*Extrait source*
● ● ● ● ● ● ●
M. Séralini va plus loin et soupçonne les industriels des biotechnologies d’avoir fait pression pour obtenir le retrait de son étude. Le chercheur français cite l’arrivée au comité éditorial de la revue, début 2013, du toxicologue Richard Goodman, professeur à l’université du Nebraska (Etats-Unis) et ancien employé de Monsanto.

Interrogé par Le Monde, M. Hayes assure que M. Goodman n’a pas été associé à l’expertise critique ayant conduit au retrait de l’étude.  » M. Séralini ne peut l’ignorer, ajoute M. Hayes, car il sait qui a signé l’accord de confidentialité que nous avons contracté afin d’analyser certaines de ses données non publiées. « 

Outre l’effacement de son étude, M. Séralini dit également avoir été l’objet de  » pressions personnelles insupportables  » depuis la publication de ses travaux. Il a notamment été associé, sur des sites Internet, à un mouvement sectaire proche de l’ésotérisme chrétien – ces diffamations ont été reprises dans la presse nationale.
● ● ● ● ● ● ●
*Travail demandé*
A. Recopiez, dans le texte sur le retrait de l'étude de M. Séralini, le passage qui va de "Outre l’effacement de" jusqu'à "la presse nationale." inclus.
B. Rédigez la suite du texte sur le retrait de l'étude de M. Séralini, en partant de sa dernière phrase.

Données de détection de la mise en page du document
● ● ● ● ● ● ●
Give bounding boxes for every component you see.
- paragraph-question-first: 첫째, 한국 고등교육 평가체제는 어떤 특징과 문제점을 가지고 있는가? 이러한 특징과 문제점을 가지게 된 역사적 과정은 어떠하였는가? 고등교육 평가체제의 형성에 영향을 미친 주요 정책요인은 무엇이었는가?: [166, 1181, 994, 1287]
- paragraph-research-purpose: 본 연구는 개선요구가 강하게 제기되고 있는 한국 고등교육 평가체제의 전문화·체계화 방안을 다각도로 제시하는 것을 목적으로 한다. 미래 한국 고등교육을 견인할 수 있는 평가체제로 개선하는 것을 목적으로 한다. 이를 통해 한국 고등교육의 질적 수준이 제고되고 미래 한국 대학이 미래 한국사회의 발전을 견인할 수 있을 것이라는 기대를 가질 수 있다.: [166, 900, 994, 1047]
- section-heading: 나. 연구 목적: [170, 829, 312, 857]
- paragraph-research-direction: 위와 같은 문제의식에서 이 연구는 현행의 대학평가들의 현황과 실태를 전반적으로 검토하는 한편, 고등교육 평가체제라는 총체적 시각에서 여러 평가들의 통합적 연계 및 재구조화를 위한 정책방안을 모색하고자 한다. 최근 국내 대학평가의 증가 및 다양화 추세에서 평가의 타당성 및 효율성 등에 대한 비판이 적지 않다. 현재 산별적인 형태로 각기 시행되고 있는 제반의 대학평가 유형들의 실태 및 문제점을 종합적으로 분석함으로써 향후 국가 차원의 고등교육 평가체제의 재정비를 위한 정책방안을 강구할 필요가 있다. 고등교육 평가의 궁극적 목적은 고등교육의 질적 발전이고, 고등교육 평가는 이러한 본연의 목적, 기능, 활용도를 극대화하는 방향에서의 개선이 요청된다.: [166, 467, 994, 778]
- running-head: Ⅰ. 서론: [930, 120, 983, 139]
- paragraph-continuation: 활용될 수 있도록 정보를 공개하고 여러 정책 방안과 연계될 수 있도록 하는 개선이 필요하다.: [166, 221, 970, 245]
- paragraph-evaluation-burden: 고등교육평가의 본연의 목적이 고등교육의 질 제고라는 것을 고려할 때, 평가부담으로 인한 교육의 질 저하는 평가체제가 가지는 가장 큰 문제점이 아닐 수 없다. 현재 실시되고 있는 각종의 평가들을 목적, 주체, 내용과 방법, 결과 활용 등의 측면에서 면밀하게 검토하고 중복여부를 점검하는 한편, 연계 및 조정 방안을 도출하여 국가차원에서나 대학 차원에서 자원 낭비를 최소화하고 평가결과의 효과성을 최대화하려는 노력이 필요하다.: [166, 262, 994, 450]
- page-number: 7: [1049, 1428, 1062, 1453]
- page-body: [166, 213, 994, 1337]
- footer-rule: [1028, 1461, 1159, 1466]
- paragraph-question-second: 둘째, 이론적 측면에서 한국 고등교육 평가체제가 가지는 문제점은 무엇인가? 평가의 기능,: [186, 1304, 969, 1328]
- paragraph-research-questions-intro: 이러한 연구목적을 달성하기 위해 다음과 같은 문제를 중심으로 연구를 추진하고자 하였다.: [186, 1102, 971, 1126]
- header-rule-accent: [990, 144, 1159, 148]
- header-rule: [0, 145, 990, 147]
● ● ● ● ● ● ●
*Corrigé*
A.
Outre l’effacement de son étude, M. Séralini dit également avoir été l’objet de  » pressions personnelles insupportables  » depuis la publication de ses travaux. Il a notamment été associé, sur des sites Internet, à un mouvement sectaire proche de l’ésotérisme chrétien – ces diffamations ont été reprises dans la presse nationale.

B.
L’eurodéputée Corinne Lepage (Cap 21) mais aussi l’association Générations futures, la Fondation Sciences citoyennes et l’ONG bruxelloise Corporate Europe Observatory (CEO) se sont jointes au biologiste français pour dénoncer l’influence du monde industriel sur les revues scientifiques.  » Les pressions pour la “dépublication” de l’étude du professeur Séralini montrent à quel point l’industrie des biotechnologies est en mesure de contrôler la production scientifique elle-même, a déclaré Mme Lepage. On assiste à une véritable prise de pouvoir des lobbies et c’est extrêmement préoccupant pour nos sociétés. « 

M. Hayes répond que le comité de Food and Chemical Toxicology est  » équilibré  » avec  » des scientifiques gouvernementaux, industriels et académiques « .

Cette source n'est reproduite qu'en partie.